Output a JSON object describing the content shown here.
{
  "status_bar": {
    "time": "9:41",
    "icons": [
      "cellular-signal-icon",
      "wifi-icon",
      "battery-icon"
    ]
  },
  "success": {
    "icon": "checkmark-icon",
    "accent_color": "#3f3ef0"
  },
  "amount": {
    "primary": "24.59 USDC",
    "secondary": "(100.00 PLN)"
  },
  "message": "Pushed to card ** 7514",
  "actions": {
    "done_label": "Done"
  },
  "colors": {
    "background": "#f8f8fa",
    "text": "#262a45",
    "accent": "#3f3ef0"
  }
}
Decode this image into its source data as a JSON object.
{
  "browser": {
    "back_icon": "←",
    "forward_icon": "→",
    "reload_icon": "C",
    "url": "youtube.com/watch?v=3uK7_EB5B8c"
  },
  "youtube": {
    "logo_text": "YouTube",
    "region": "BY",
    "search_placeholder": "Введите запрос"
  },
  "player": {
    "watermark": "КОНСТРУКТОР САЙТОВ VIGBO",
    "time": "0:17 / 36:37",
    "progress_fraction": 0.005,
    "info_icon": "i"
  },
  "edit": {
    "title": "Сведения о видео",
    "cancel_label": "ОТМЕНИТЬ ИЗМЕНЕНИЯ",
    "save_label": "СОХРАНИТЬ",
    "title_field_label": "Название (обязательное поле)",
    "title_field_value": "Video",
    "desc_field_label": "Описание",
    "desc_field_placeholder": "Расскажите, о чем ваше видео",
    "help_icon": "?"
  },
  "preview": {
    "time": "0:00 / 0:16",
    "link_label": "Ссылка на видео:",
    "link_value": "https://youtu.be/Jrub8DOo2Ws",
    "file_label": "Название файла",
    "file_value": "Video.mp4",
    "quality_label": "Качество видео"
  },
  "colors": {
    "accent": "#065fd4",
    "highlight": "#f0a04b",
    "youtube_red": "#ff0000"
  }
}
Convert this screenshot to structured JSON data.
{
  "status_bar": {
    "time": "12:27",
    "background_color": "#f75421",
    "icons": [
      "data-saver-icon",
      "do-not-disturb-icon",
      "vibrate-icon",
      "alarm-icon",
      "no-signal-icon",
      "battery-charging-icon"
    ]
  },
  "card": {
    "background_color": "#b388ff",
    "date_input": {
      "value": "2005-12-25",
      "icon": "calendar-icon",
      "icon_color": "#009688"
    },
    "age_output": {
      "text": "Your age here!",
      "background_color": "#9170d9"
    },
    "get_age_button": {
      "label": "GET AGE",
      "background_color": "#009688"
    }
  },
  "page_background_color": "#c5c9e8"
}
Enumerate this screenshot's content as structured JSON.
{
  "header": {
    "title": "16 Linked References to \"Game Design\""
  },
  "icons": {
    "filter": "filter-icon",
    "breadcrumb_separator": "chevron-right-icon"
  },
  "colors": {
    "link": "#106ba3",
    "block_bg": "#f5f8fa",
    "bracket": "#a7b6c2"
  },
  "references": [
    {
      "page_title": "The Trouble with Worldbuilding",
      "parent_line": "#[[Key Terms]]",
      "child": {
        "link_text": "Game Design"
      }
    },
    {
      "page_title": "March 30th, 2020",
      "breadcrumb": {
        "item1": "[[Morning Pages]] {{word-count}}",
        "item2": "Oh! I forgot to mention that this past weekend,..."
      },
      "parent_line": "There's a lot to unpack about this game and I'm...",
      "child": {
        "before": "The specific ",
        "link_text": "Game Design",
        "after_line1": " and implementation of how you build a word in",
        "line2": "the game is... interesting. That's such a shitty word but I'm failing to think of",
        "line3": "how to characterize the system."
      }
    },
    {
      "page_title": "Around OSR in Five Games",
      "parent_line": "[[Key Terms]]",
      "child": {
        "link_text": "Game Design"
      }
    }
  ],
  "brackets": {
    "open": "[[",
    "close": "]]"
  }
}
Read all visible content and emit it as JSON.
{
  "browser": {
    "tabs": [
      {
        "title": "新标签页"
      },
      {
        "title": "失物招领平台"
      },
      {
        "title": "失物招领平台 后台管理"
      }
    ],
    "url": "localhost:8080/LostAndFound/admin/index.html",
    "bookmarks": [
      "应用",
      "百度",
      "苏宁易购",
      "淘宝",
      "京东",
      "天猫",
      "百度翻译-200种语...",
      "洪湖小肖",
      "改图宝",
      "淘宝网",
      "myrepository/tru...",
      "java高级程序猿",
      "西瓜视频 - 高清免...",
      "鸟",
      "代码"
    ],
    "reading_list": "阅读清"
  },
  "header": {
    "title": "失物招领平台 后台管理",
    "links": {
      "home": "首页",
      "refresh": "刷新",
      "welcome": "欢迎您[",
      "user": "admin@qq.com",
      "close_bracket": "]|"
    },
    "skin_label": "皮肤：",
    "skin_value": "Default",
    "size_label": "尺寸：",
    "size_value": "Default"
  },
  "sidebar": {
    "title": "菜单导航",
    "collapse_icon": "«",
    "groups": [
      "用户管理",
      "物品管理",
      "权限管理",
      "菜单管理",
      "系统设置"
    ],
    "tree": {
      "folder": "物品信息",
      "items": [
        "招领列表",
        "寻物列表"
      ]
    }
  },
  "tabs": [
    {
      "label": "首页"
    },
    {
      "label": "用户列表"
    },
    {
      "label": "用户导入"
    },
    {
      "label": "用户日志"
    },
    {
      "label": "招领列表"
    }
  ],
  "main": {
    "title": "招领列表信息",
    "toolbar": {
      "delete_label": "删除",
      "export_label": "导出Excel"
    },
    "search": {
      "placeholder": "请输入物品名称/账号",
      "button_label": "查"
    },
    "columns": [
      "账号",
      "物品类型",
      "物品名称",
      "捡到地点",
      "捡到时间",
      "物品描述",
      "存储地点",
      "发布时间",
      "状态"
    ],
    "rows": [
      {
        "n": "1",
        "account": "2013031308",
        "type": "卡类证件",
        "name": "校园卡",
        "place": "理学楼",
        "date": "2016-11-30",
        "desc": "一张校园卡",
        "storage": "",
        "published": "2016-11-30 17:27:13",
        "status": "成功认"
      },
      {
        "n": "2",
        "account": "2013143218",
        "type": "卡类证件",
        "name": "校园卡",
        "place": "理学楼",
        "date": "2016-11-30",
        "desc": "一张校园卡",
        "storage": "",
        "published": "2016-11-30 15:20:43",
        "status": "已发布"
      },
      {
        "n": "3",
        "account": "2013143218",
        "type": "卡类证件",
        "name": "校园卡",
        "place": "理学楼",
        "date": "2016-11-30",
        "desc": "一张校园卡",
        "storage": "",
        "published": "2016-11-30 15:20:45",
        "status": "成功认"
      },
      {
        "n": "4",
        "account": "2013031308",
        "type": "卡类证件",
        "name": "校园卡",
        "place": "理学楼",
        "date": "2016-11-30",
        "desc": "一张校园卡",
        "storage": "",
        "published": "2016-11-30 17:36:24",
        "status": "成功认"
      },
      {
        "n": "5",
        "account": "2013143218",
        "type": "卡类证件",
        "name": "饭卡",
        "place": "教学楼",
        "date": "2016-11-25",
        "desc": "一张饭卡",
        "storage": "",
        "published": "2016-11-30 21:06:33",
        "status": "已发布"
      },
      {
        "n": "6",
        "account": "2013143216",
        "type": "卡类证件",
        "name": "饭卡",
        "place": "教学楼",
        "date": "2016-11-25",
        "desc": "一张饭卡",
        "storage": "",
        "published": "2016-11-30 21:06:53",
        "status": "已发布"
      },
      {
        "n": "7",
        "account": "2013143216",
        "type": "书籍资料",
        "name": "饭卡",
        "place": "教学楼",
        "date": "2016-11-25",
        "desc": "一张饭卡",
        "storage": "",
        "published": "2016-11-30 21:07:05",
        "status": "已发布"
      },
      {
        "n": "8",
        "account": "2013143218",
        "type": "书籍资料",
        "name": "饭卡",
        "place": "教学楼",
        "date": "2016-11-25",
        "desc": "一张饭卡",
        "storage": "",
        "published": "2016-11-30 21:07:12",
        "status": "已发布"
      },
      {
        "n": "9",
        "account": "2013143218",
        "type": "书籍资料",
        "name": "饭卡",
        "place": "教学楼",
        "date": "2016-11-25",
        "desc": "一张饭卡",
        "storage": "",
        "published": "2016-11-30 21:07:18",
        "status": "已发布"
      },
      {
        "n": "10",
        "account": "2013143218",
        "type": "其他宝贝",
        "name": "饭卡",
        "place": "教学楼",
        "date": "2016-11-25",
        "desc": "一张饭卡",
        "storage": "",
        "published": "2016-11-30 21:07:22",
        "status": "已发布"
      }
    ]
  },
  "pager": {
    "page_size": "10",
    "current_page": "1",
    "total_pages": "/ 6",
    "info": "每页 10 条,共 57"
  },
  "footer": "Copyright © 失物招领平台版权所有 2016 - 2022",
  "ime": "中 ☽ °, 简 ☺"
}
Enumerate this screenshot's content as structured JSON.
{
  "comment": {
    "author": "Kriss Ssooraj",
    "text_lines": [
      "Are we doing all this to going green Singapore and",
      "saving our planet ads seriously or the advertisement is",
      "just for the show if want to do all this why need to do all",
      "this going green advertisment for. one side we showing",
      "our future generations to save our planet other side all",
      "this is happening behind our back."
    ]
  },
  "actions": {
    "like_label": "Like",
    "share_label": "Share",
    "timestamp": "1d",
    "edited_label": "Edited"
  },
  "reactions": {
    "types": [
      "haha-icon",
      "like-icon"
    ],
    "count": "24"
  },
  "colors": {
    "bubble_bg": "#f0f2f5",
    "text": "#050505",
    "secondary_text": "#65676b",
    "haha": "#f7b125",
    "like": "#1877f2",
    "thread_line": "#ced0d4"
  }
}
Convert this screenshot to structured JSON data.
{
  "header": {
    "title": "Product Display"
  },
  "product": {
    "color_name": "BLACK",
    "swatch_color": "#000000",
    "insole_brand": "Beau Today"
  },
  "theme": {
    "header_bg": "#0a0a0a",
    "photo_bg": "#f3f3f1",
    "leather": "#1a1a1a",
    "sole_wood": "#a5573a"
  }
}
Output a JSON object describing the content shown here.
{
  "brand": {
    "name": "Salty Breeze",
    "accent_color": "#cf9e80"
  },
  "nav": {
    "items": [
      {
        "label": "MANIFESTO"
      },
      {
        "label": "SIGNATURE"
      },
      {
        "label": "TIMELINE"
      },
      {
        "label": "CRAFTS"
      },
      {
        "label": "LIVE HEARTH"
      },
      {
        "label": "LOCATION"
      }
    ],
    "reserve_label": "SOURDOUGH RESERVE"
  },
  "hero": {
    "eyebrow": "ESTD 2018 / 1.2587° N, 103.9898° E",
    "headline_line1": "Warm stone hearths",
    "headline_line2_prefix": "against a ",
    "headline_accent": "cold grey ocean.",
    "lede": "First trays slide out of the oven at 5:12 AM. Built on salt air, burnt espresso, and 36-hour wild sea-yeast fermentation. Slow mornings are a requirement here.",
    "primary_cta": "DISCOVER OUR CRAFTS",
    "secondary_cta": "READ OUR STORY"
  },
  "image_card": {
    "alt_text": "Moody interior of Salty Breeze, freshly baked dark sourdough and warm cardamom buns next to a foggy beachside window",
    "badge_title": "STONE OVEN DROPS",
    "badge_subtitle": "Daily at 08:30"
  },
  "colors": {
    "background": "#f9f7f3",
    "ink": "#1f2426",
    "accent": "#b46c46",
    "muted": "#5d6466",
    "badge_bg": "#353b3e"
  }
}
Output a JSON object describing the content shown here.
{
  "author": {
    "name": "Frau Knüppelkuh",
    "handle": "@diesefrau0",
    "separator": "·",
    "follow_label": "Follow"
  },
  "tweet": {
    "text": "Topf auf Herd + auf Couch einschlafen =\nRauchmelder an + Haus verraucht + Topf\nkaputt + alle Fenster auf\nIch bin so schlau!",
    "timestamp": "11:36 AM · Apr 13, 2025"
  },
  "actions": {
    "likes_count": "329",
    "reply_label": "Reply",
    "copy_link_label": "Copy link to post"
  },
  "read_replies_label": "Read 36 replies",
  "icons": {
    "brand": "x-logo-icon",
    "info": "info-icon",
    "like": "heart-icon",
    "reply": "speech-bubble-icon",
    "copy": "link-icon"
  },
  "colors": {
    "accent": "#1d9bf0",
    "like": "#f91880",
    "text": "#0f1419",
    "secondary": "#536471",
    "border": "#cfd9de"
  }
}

WORK TO BE COMPLETED:
Read through the entries and copy every line that includes "data".

TASK RESPONSE:
Decode this image into its source data as a JSON object.
Convert this screenshot to structured JSON data.
      "data-saver-icon",
Convert this screenshot to structured JSON data.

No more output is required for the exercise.